## What is needed
Lines that hold the word "name" should be located and copied.

## Records supplied

▶

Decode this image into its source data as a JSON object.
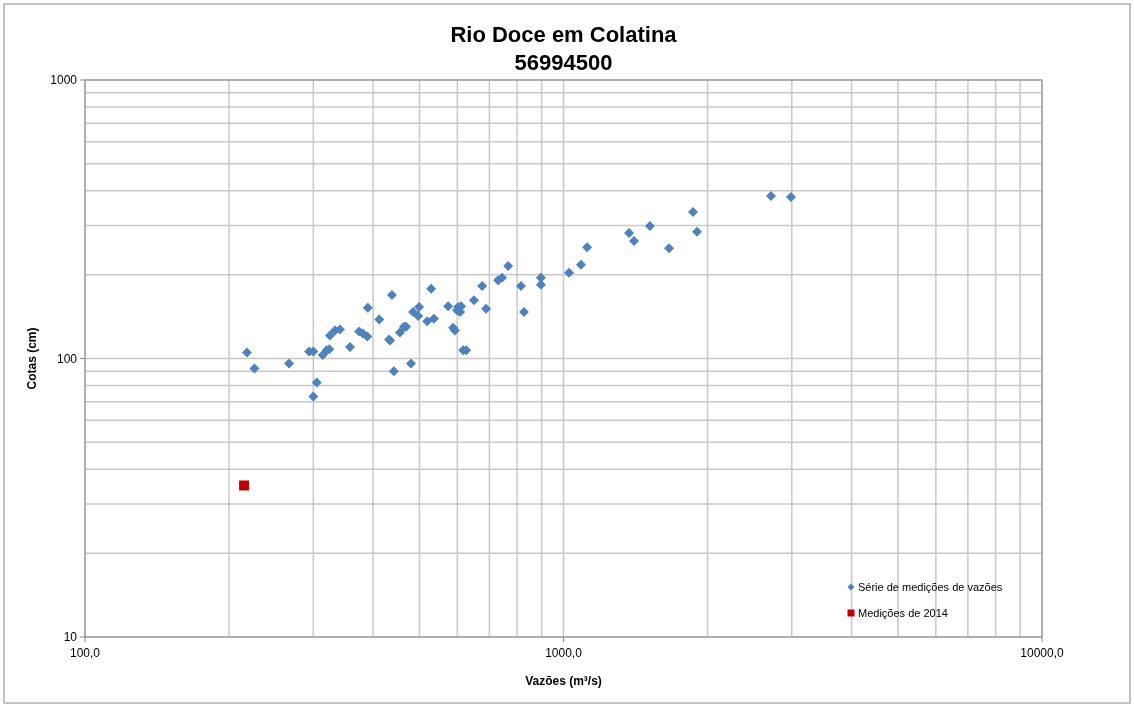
{
  "chart_data": {
    "type": "scatter",
    "title": "Rio Doce em Colatina",
    "subtitle": "56994500",
    "xlabel": "Vazões (m³/s)",
    "ylabel": "Cotas (cm)",
    "log": "xy",
    "grid": true,
    "legend": "bottom right",
    "xlim": [
      100,
      10000
    ],
    "xticks": [
      {
        "value": 100,
        "label": "100,0"
      },
      {
        "value": 1000,
        "label": "1000,0"
      },
      {
        "value": 10000,
        "label": "10000,0"
      }
    ],
    "ylim": [
      10,
      1000
    ],
    "yticks": [
      10,
      100,
      1000
    ],
    "series": [
      {
        "name": "Série de medições de vazões",
        "color": "#4f81bd",
        "marker": "diamond",
        "x": [
          218,
          226,
          267,
          294,
          300,
          300,
          305,
          314,
          320,
          325,
          324,
          333,
          341,
          358,
          374,
          381,
          390,
          389,
          412,
          432,
          434,
          438,
          442,
          455,
          464,
          469,
          480,
          485,
          497,
          499,
          519,
          529,
          536,
          574,
          588,
          593,
          599,
          602,
          608,
          611,
          617,
          626,
          650,
          676,
          689,
          730,
          744,
          766,
          815,
          827,
          897,
          897,
          1027,
          1088,
          1120,
          1371,
          1404,
          1516,
          1662,
          1865,
          1901,
          2714,
          2988
        ],
        "values": [
          105,
          92,
          96,
          106,
          106,
          73,
          82,
          103,
          107,
          121,
          108,
          126,
          127,
          110,
          125,
          123,
          152,
          120,
          138,
          117,
          116,
          169,
          90,
          124,
          130,
          130,
          96,
          147,
          142,
          153,
          136,
          178,
          139,
          154,
          129,
          126,
          149,
          153,
          147,
          154,
          107,
          107,
          162,
          182,
          151,
          191,
          195,
          215,
          182,
          147,
          184,
          195,
          203,
          217,
          251,
          282,
          264,
          299,
          249,
          336,
          285,
          383,
          380
        ]
      },
      {
        "name": "Medições de 2014",
        "color": "#c00000",
        "marker": "square",
        "x": [
          215
        ],
        "values": [
          35
        ]
      }
    ]
  }
}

◀

## The result
        "name": "Série de medições de vazões",
        "name": "Medições de 2014",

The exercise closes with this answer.